An exact copy of every record is needed.

==== Material shown ====

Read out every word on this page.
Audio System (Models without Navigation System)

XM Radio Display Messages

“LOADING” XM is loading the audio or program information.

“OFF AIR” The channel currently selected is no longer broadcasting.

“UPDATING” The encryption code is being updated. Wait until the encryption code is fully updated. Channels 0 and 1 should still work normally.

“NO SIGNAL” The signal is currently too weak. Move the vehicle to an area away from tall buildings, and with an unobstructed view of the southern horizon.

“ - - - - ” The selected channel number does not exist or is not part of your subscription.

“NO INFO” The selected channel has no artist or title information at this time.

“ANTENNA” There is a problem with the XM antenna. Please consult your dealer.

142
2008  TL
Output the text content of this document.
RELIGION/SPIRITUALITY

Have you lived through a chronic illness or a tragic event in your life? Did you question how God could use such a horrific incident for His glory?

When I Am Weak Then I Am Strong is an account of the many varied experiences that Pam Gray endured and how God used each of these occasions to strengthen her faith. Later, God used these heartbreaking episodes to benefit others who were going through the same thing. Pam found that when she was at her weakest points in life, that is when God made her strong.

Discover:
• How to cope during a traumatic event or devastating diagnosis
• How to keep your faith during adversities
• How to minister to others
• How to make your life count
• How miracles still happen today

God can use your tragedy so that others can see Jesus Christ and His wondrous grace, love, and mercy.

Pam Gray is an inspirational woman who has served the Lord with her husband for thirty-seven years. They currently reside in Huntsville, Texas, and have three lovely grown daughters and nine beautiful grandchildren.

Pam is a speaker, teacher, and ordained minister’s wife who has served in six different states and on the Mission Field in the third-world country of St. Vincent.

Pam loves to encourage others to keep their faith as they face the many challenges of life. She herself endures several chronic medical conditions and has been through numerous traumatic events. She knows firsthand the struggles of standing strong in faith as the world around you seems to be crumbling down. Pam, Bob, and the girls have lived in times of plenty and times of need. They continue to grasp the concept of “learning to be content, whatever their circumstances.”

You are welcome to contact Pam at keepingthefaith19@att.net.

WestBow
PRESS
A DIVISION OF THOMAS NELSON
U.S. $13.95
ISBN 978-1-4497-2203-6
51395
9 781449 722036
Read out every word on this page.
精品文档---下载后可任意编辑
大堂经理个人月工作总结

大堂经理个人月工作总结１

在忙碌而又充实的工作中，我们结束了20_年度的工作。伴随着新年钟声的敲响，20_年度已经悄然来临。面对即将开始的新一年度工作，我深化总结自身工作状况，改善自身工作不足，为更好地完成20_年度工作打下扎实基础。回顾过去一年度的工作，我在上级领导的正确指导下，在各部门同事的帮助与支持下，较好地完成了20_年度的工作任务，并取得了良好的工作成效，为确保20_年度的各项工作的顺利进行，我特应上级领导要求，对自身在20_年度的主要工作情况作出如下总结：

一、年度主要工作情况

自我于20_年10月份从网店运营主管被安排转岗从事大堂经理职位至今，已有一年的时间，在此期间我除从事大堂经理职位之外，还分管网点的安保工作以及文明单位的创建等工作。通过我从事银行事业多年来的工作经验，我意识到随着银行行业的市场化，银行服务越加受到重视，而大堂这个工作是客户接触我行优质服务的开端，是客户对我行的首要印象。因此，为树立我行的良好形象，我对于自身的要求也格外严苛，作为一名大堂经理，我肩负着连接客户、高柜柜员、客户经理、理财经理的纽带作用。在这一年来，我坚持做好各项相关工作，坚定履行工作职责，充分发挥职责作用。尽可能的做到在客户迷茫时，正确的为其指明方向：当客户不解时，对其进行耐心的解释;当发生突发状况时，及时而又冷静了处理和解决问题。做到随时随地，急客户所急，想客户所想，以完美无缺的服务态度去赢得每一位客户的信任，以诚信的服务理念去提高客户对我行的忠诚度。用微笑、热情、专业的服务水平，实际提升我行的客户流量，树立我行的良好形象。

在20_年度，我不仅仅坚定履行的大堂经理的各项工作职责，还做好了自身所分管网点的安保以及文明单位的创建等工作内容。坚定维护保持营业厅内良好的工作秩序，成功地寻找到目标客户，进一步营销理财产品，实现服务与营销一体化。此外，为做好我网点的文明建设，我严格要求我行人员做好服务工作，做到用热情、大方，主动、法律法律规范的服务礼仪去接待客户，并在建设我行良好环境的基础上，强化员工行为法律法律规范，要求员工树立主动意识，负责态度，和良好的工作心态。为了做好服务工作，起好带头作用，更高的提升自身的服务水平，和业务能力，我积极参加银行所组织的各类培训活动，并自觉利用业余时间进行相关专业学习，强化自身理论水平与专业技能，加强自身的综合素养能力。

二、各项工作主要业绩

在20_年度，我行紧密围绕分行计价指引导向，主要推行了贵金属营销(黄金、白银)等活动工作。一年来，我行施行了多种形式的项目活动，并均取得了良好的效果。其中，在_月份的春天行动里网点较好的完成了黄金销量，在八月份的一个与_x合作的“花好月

====

- Answer to the problem
Read out every word on this page.
Audio System (Models without Navigation System)

XM Radio Display Messages

“LOADING” XM is loading the audio or program information.

“OFF AIR” The channel currently selected is no longer broadcasting.

“UPDATING” The encryption code is being updated. Wait until the encryption code is fully updated. Channels 0 and 1 should still work normally.

“NO SIGNAL” The signal is currently too weak. Move the vehicle to an area away from tall buildings, and with an unobstructed view of the southern horizon.

“ - - - - ” The selected channel number does not exist or is not part of your subscription.

“NO INFO” The selected channel has no artist or title information at this time.

“ANTENNA” There is a problem with the XM antenna. Please consult your dealer.

142
2008  TL
Output the text content of this document.
RELIGION/SPIRITUALITY

Have you lived through a chronic illness or a tragic event in your life? Did you question how God could use such a horrific incident for His glory?

When I Am Weak Then I Am Strong is an account of the many varied experiences that Pam Gray endured and how God used each of these occasions to strengthen her faith. Later, God used these heartbreaking episodes to benefit others who were going through the same thing. Pam found that when she was at her weakest points in life, that is when God made her strong.

Discover:
• How to cope during a traumatic event or devastating diagnosis
• How to keep your faith during adversities
• How to minister to others
• How to make your life count
• How miracles still happen today

God can use your tragedy so that others can see Jesus Christ and His wondrous grace, love, and mercy.

Pam Gray is an inspirational woman who has served the Lord with her husband for thirty-seven years. They currently reside in Huntsville, Texas, and have three lovely grown daughters and nine beautiful grandchildren.

Pam is a speaker, teacher, and ordained minister’s wife who has served in six different states and on the Mission Field in the third-world country of St. Vincent.

Pam loves to encourage others to keep their faith as they face the many challenges of life. She herself endures several chronic medical conditions and has been through numerous traumatic events. She knows firsthand the struggles of standing strong in faith as the world around you seems to be crumbling down. Pam, Bob, and the girls have lived in times of plenty and times of need. They continue to grasp the concept of “learning to be content, whatever their circumstances.”

You are welcome to contact Pam at keepingthefaith19@att.net.

WestBow
PRESS
A DIVISION OF THOMAS NELSON
U.S. $13.95
ISBN 978-1-4497-2203-6
51395
9 781449 722036
Read out every word on this page.
精品文档---下载后可任意编辑
大堂经理个人月工作总结

大堂经理个人月工作总结１

在忙碌而又充实的工作中，我们结束了20_年度的工作。伴随着新年钟声的敲响，20_年度已经悄然来临。面对即将开始的新一年度工作，我深化总结自身工作状况，改善自身工作不足，为更好地完成20_年度工作打下扎实基础。回顾过去一年度的工作，我在上级领导的正确指导下，在各部门同事的帮助与支持下，较好地完成了20_年度的工作任务，并取得了良好的工作成效，为确保20_年度的各项工作的顺利进行，我特应上级领导要求，对自身在20_年度的主要工作情况作出如下总结：

一、年度主要工作情况

自我于20_年10月份从网店运营主管被安排转岗从事大堂经理职位至今，已有一年的时间，在此期间我除从事大堂经理职位之外，还分管网点的安保工作以及文明单位的创建等工作。通过我从事银行事业多年来的工作经验，我意识到随着银行行业的市场化，银行服务越加受到重视，而大堂这个工作是客户接触我行优质服务的开端，是客户对我行的首要印象。因此，为树立我行的良好形象，我对于自身的要求也格外严苛，作为一名大堂经理，我肩负着连接客户、高柜柜员、客户经理、理财经理的纽带作用。在这一年来，我坚持做好各项相关工作，坚定履行工作职责，充分发挥职责作用。尽可能的做到在客户迷茫时，正确的为其指明方向：当客户不解时，对其进行耐心的解释;当发生突发状况时，及时而又冷静了处理和解决问题。做到随时随地，急客户所急，想客户所想，以完美无缺的服务态度去赢得每一位客户的信任，以诚信的服务理念去提高客户对我行的忠诚度。用微笑、热情、专业的服务水平，实际提升我行的客户流量，树立我行的良好形象。

在20_年度，我不仅仅坚定履行的大堂经理的各项工作职责，还做好了自身所分管网点的安保以及文明单位的创建等工作内容。坚定维护保持营业厅内良好的工作秩序，成功地寻找到目标客户，进一步营销理财产品，实现服务与营销一体化。此外，为做好我网点的文明建设，我严格要求我行人员做好服务工作，做到用热情、大方，主动、法律法律规范的服务礼仪去接待客户，并在建设我行良好环境的基础上，强化员工行为法律法律规范，要求员工树立主动意识，负责态度，和良好的工作心态。为了做好服务工作，起好带头作用，更高的提升自身的服务水平，和业务能力，我积极参加银行所组织的各类培训活动，并自觉利用业余时间进行相关专业学习，强化自身理论水平与专业技能，加强自身的综合素养能力。

二、各项工作主要业绩

在20_年度，我行紧密围绕分行计价指引导向，主要推行了贵金属营销(黄金、白银)等活动工作。一年来，我行施行了多种形式的项目活动，并均取得了良好的效果。其中，在_月份的春天行动里网点较好的完成了黄金销量，在八月份的一个与_x合作的“花好月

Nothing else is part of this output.